§ **The task**
Find each line with the string "name" and copy it.

***** Stored records *****

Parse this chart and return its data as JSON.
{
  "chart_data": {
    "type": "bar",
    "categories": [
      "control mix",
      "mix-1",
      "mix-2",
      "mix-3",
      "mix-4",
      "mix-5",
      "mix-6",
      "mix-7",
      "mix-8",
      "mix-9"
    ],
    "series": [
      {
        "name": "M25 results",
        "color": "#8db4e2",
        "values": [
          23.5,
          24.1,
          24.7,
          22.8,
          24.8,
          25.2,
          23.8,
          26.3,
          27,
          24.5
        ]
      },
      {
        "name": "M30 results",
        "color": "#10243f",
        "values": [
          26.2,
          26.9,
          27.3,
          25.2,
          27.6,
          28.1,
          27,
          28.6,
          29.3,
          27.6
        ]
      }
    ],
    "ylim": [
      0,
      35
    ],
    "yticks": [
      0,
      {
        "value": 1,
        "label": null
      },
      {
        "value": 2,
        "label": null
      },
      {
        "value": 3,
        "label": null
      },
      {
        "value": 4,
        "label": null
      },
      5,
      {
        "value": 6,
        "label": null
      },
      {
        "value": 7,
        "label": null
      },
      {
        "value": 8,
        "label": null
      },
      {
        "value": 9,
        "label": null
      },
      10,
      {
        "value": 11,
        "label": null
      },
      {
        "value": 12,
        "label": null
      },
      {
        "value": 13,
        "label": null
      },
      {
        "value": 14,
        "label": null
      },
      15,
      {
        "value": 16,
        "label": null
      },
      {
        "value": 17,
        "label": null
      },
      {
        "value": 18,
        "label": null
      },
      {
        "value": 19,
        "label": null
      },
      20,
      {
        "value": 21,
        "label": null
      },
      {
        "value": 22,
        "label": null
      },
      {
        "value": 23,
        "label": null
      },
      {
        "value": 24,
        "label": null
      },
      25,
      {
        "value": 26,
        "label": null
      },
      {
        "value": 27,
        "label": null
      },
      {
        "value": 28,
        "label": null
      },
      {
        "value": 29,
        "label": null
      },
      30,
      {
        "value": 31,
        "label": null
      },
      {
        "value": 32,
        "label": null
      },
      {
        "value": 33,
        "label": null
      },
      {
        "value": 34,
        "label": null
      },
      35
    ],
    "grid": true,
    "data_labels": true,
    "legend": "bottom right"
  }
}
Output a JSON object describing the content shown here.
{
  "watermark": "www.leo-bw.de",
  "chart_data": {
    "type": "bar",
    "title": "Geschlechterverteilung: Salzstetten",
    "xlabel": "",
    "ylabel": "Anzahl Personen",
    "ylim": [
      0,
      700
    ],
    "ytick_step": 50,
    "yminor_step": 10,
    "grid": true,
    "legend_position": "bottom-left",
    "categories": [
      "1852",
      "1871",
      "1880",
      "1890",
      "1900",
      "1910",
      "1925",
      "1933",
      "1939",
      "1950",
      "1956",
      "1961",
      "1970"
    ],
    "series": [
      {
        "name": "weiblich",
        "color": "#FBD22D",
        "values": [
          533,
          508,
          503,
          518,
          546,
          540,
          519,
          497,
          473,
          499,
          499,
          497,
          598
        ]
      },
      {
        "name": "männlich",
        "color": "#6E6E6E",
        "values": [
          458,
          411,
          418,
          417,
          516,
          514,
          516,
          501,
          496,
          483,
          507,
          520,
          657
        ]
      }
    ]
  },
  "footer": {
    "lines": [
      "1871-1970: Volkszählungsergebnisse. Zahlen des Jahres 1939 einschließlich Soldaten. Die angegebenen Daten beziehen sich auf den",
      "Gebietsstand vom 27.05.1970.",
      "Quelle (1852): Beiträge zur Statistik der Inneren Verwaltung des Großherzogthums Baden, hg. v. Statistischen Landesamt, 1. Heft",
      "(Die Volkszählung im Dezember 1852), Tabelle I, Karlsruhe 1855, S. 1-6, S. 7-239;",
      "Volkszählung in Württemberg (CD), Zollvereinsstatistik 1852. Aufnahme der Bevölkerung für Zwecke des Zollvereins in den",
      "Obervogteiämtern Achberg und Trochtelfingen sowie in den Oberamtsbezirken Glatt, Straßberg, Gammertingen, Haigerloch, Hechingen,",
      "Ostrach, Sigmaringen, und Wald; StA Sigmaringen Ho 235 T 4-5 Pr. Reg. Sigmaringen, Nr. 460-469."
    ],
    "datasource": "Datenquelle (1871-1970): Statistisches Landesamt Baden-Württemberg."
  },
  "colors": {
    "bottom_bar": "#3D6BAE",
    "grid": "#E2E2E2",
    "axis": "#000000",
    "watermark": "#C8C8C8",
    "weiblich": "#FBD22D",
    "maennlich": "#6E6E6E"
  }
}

*****

§ **Output below**
        "name": "M25 results",
        "name": "M30 results",
        "name": "weiblich",
        "name": "männlich",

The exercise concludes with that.